**Job**
Wherever the word "escuela" appears in a line, copy that line.
-- start Input --
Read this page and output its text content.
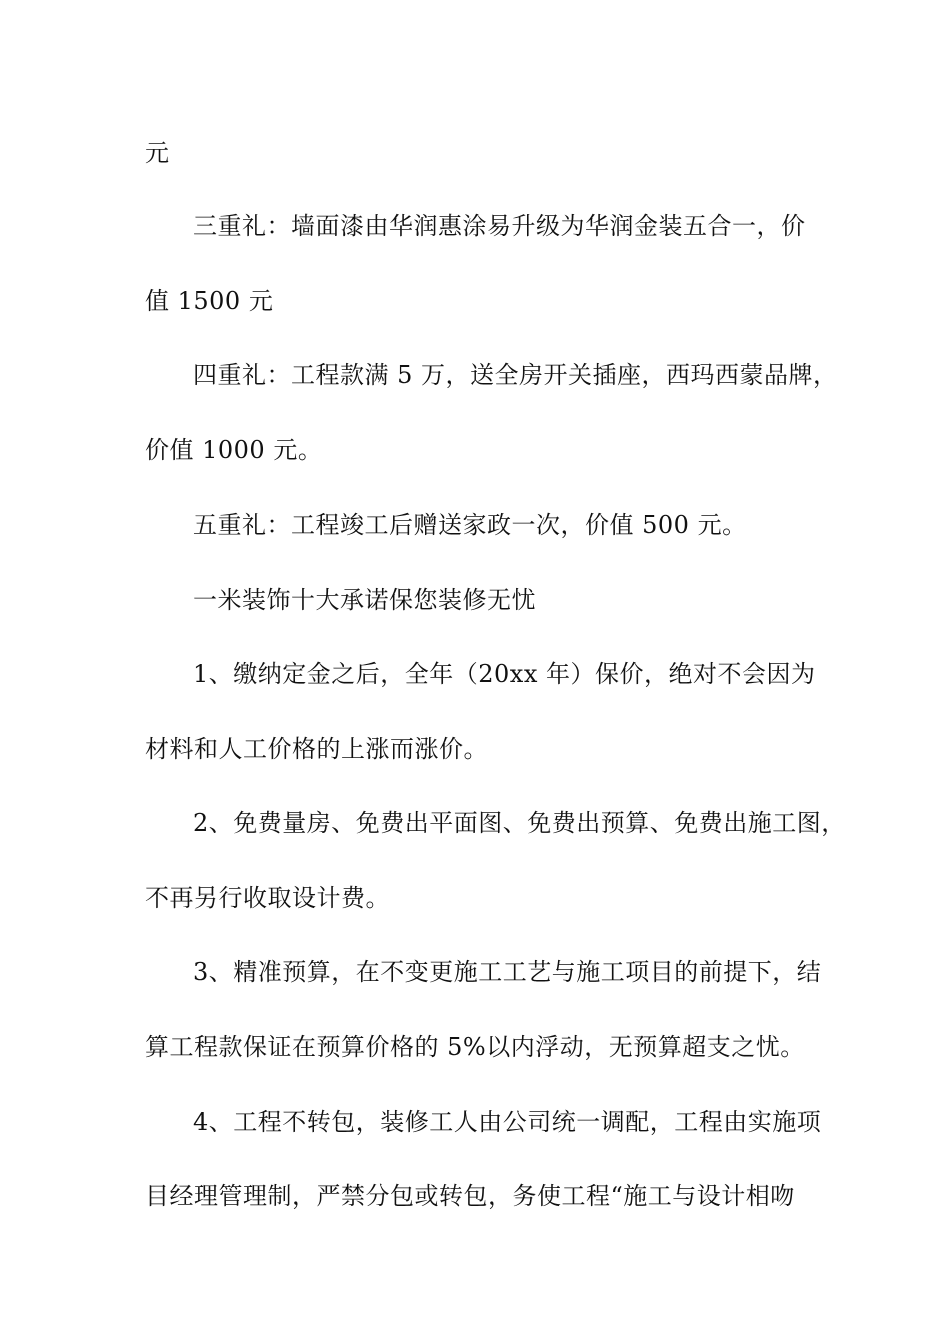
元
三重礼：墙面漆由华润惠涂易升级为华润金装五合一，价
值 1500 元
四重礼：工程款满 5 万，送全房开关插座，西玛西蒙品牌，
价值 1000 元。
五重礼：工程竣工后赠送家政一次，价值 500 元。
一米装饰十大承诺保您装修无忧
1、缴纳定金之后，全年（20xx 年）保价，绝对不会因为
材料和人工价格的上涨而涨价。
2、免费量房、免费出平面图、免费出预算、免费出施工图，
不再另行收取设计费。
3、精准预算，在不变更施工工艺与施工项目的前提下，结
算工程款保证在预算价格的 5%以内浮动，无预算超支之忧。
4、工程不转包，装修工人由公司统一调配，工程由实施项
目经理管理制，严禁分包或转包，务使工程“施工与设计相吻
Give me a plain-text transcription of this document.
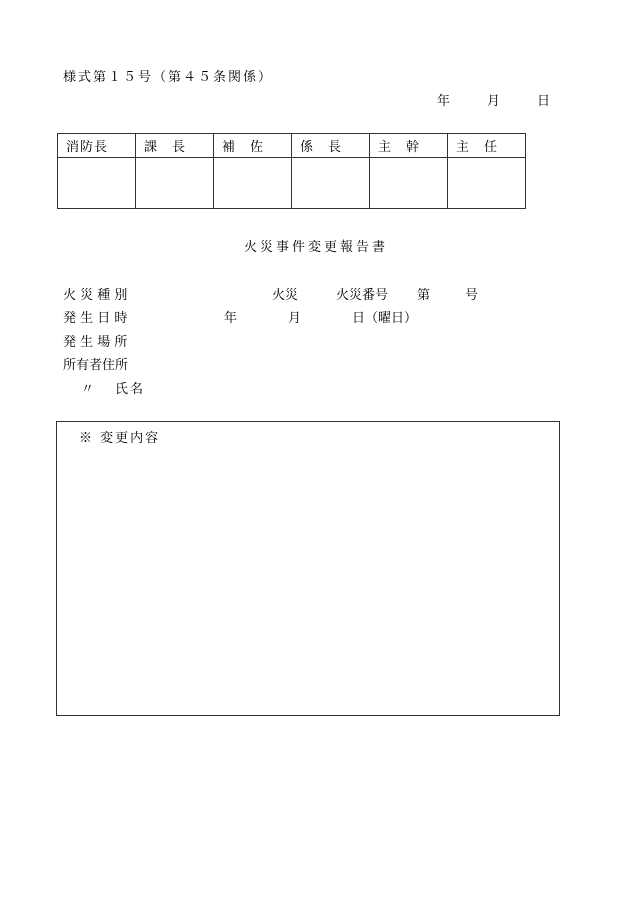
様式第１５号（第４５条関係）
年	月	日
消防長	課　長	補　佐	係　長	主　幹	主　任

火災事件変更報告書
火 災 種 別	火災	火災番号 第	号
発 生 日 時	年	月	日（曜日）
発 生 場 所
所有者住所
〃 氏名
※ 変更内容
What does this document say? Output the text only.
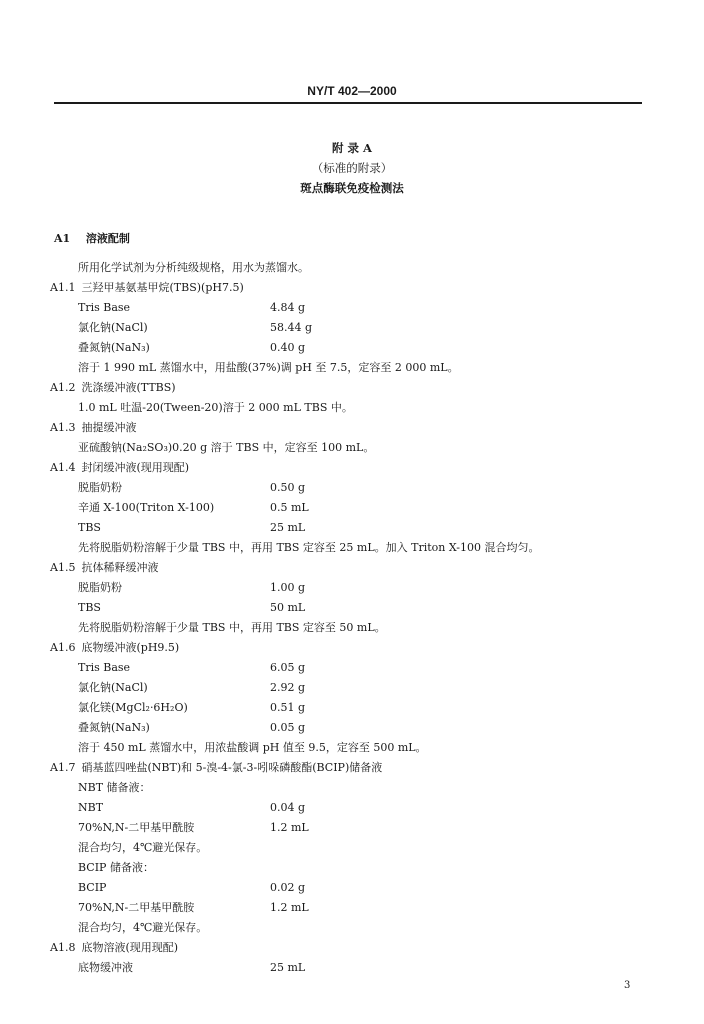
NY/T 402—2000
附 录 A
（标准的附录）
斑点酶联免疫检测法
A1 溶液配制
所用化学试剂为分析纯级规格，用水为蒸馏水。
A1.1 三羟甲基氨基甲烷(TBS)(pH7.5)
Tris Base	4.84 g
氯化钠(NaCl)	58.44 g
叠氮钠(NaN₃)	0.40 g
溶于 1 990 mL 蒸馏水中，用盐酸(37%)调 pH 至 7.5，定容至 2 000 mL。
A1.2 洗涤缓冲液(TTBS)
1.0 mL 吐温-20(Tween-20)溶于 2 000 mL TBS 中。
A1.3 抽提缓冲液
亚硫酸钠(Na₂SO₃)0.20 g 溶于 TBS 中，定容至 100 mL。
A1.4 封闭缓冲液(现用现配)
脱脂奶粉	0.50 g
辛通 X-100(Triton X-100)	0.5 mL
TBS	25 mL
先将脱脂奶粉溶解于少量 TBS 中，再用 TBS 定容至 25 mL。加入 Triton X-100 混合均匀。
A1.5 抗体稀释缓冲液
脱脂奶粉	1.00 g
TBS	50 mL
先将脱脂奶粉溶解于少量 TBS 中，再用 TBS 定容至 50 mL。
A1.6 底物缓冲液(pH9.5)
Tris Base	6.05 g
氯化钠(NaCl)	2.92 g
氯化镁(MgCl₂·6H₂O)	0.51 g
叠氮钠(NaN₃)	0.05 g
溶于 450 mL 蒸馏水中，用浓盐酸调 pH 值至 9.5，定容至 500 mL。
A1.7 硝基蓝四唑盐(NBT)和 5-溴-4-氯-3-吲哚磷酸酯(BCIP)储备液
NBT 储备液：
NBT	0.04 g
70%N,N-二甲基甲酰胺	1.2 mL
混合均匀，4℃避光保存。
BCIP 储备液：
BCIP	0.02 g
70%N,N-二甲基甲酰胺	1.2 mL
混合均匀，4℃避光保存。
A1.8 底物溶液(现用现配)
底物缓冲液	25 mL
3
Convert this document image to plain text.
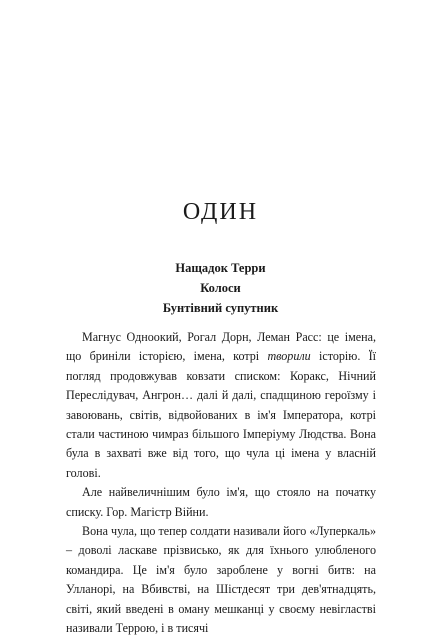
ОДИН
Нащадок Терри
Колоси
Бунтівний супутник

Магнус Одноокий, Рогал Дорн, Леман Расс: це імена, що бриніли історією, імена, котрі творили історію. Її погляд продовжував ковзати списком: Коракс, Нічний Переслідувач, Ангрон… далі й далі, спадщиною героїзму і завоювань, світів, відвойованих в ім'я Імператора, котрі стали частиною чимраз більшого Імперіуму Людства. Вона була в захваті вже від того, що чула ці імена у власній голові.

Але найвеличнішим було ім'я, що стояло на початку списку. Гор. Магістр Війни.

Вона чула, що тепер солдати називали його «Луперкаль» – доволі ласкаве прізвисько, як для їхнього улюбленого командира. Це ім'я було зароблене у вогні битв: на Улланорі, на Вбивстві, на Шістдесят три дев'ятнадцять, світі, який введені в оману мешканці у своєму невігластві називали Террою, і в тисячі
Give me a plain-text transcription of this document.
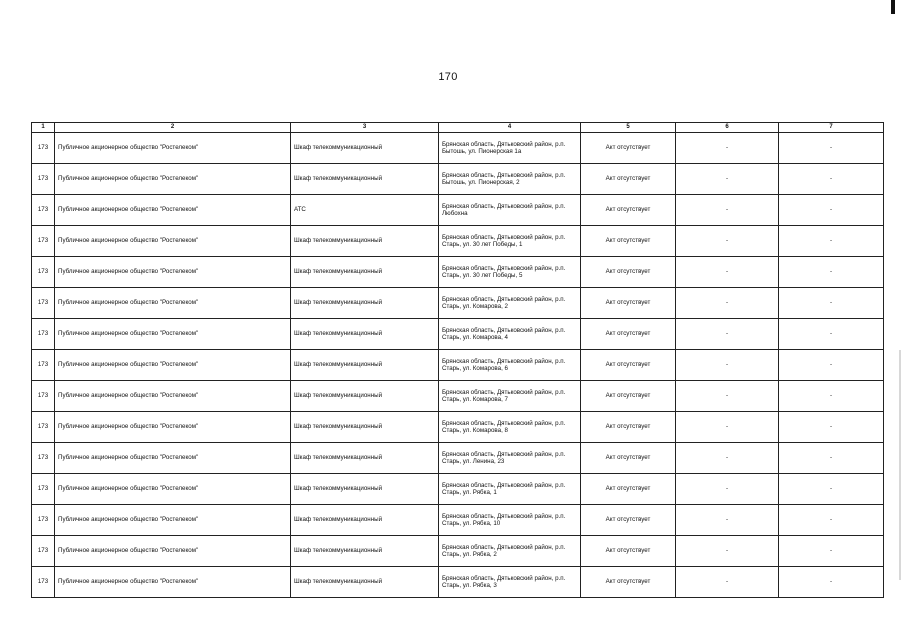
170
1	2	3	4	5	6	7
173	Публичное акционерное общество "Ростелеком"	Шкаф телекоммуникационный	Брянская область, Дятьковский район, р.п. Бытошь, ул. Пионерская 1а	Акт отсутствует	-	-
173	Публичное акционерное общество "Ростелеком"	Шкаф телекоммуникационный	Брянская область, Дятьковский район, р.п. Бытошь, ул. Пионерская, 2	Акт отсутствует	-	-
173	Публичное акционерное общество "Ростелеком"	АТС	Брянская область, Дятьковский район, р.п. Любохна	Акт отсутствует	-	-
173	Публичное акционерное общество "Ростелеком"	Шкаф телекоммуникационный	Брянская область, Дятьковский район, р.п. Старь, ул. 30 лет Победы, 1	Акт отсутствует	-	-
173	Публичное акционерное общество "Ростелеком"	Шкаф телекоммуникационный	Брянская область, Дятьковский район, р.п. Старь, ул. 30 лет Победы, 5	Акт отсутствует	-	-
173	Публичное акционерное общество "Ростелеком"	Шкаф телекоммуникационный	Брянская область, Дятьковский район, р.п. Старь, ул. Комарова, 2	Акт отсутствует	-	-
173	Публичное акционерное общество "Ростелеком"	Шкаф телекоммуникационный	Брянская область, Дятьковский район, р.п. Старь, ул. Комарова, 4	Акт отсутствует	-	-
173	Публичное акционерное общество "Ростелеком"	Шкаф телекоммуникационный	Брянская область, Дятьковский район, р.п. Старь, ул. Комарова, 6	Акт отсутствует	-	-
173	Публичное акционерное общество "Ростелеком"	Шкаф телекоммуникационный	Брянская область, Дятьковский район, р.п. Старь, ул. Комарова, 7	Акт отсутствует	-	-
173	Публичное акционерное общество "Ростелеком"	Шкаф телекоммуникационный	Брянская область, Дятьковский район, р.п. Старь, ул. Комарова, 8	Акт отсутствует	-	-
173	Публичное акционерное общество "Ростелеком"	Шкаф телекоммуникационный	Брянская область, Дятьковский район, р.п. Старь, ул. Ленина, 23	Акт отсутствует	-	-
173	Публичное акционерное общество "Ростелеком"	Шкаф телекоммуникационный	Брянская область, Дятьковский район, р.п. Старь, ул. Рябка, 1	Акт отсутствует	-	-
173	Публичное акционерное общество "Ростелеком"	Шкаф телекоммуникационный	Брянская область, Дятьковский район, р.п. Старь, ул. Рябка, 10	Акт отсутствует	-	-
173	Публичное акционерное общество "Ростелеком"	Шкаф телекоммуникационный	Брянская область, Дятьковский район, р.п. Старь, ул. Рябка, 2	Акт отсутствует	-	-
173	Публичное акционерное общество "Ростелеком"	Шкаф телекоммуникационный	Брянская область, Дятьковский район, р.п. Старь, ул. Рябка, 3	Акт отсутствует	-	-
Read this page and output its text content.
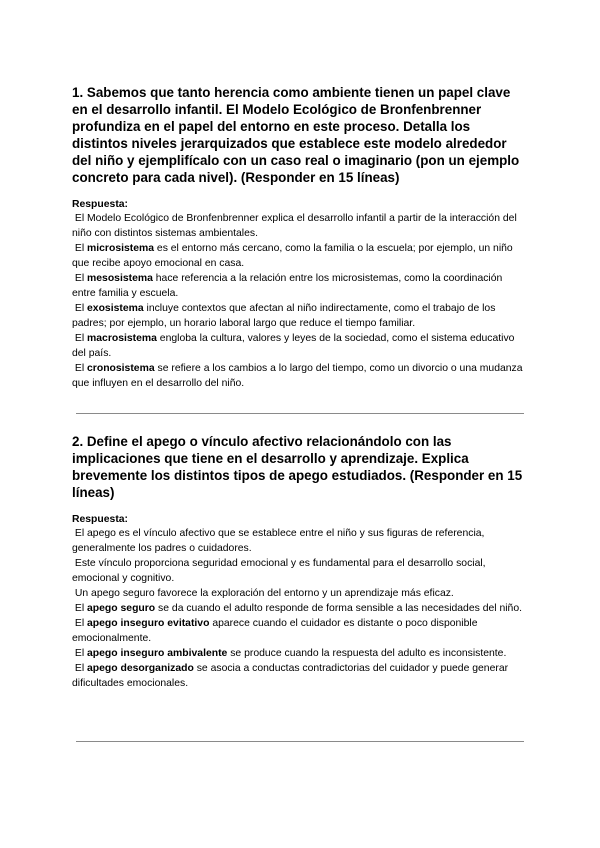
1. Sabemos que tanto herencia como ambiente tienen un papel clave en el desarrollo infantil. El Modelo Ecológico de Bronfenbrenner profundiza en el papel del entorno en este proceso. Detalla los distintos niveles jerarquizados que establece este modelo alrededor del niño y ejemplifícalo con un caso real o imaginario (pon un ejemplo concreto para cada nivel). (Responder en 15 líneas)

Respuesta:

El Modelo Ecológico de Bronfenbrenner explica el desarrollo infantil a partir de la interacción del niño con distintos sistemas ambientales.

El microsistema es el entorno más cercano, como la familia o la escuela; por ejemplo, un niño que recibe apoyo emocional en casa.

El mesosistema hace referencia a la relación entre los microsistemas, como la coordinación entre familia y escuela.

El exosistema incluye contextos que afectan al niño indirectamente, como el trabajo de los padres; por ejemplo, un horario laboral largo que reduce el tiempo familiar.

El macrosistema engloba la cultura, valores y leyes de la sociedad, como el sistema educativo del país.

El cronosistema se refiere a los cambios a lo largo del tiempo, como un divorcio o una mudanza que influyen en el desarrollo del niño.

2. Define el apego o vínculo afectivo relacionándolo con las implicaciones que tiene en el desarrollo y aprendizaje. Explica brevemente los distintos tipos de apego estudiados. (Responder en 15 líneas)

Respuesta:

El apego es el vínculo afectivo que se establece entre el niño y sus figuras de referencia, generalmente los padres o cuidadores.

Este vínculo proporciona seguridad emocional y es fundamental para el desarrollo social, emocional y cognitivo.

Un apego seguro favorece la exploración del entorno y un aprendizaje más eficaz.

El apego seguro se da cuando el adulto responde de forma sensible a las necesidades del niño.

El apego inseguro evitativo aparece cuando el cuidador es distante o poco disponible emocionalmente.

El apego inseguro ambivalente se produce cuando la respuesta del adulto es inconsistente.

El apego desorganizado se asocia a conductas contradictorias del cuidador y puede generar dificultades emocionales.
-- end Input --
**In response**
El microsistema es el entorno más cercano, como la familia o la escuela; por ejemplo, un niño que recibe apoyo emocional en casa.
El mesosistema hace referencia a la relación entre los microsistemas, como la coordinación entre familia y escuela.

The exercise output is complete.